Source records:
────────────────
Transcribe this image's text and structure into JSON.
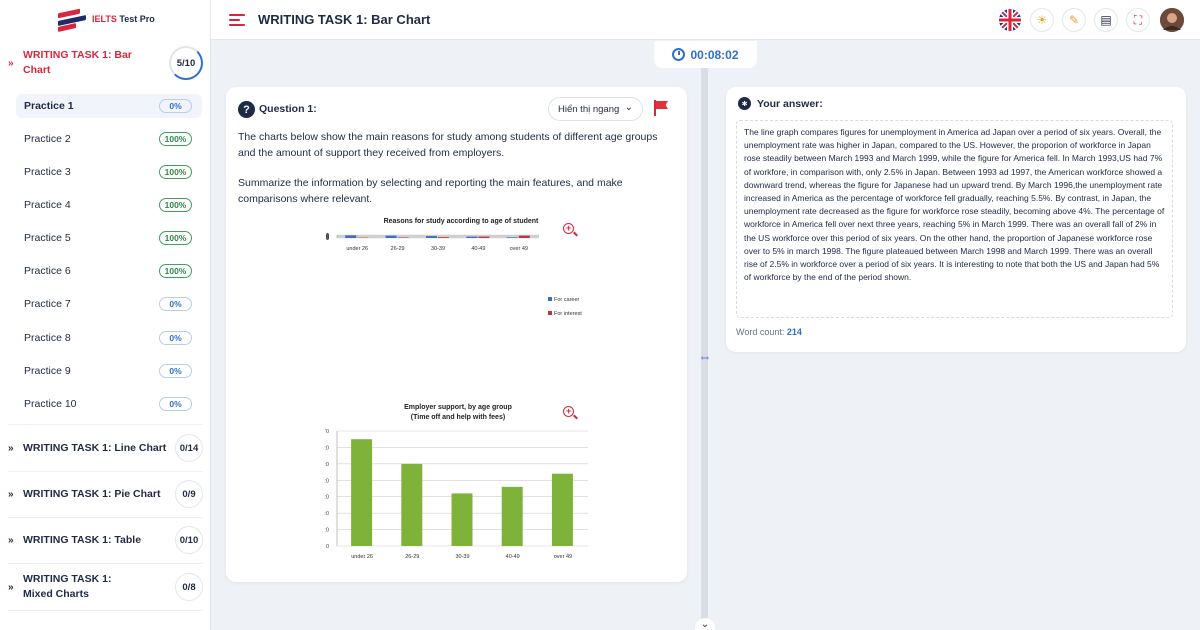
{
  "app": {
    "brand_prefix": "IELTS",
    "brand_suffix": "Test Pro"
  },
  "topbar": {
    "title": "WRITING TASK 1: Bar Chart"
  },
  "timer": {
    "value": "00:08:02"
  },
  "sidebar": {
    "groups": [
      {
        "title": "WRITING TASK 1: Bar Chart",
        "count": "5/10",
        "expanded": true
      },
      {
        "title": "WRITING TASK 1: Line Chart",
        "count": "0/14"
      },
      {
        "title": "WRITING TASK 1: Pie Chart",
        "count": "0/9"
      },
      {
        "title": "WRITING TASK 1: Table",
        "count": "0/10"
      },
      {
        "title": "WRITING TASK 1: Mixed Charts",
        "count": "0/8"
      }
    ],
    "practices": [
      {
        "label": "Practice 1",
        "progress": "0%"
      },
      {
        "label": "Practice 2",
        "progress": "100%"
      },
      {
        "label": "Practice 3",
        "progress": "100%"
      },
      {
        "label": "Practice 4",
        "progress": "100%"
      },
      {
        "label": "Practice 5",
        "progress": "100%"
      },
      {
        "label": "Practice 6",
        "progress": "100%"
      },
      {
        "label": "Practice 7",
        "progress": "0%"
      },
      {
        "label": "Practice 8",
        "progress": "0%"
      },
      {
        "label": "Practice 9",
        "progress": "0%"
      },
      {
        "label": "Practice 10",
        "progress": "0%"
      }
    ]
  },
  "question": {
    "label": "Question 1:",
    "display_option": "Hiển thị ngang",
    "text1": "The charts below show the main reasons for study among students of different age groups and the amount of support they received from employers.",
    "text2": "Summarize the information by selecting and reporting the main features, and make comparisons where relevant."
  },
  "chart_data": [
    {
      "type": "bar",
      "title": "Reasons for study according to age of student",
      "categories": [
        "under 26",
        "26-29",
        "30-39",
        "40-49",
        "over 49"
      ],
      "series": [
        {
          "name": "For career",
          "color": "#3a6fc4",
          "values": [
            80,
            70,
            57,
            41,
            19
          ]
        },
        {
          "name": "For interest",
          "color": "#c0343b",
          "values": [
            10,
            15,
            25,
            41,
            70
          ]
        }
      ],
      "ylim": [
        0,
        90
      ],
      "ytick_labels": [
        "0",
        "0",
        "0",
        "0",
        "0",
        "0",
        "0",
        "0",
        "0",
        "0"
      ],
      "legend": "right"
    },
    {
      "type": "bar",
      "title": "Employer support, by age group",
      "subtitle": "(Time off and help with fees)",
      "categories": [
        "under 26",
        "26-29",
        "30-39",
        "40-49",
        "over 49"
      ],
      "series": [
        {
          "name": "Employer support",
          "color": "#7fb23a",
          "values": [
            65,
            50,
            32,
            36,
            44
          ]
        }
      ],
      "ylim": [
        0,
        70
      ],
      "ytick_labels": [
        "0",
        "10",
        "20",
        "30",
        "40",
        "50",
        "60",
        "70"
      ],
      "ytick_labels_display": [
        "0",
        ":0",
        ":0",
        ":0",
        ":0",
        ":0",
        ":0",
        "'0"
      ]
    }
  ],
  "answer": {
    "label": "Your answer:",
    "text": "The line graph compares figures for unemployment in America ad Japan over a period of six years. Overall, the unemployment rate was higher in Japan, compared to the US. However, the proporion of workforce in Japan rose steadily between March 1993 and March 1999, while the figure for America fell. In March 1993,US had 7% of workfore, in comparison with, only 2.5% in Japan. Between 1993 ad 1997, the American workforce showed a downward trend, whereas the figure for Japanese had un upward trend. By March 1996,the unemployment rate increased in America as the percentage of workforce fell gradually, reaching 5.5%. By contrast, in Japan, the unemployment rate decreased as the figure for workforce rose steadily, becoming above 4%. The percentage of workforce in America fell over next three years, reaching 5% in March 1999. There was an overall fall of 2% in the US workforce over this period of six years. On the other hand, the proportion of Japanese workforce rose over to 5% in march 1998. The figure plateaued between March 1998 and March 1999. There was an overall rise of 2.5% in workforce over a period of six years. It is interesting to note that both the US and Japan had 5% of workforce by the end of the period shown.",
    "word_count_label": "Word count:",
    "word_count": "214"
  },
  "colors": {
    "accent": "#d7263d",
    "primary": "#2f6fd0",
    "dark": "#1f2a44"
  }
}
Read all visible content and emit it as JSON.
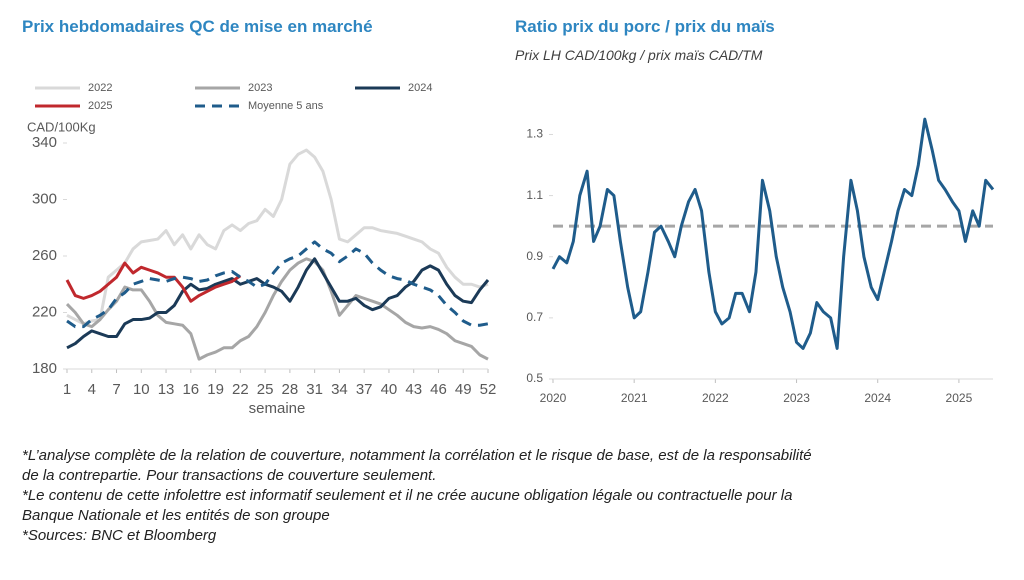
────────────────
What is needed ▸ Show the lines from the data above that contain the string "support".

The output ▸
    "text1": "The charts below show the main reasons for study among students of different age groups and the amount of support they received from employers.",
      "title": "Employer support, by age group",
          "name": "Employer support",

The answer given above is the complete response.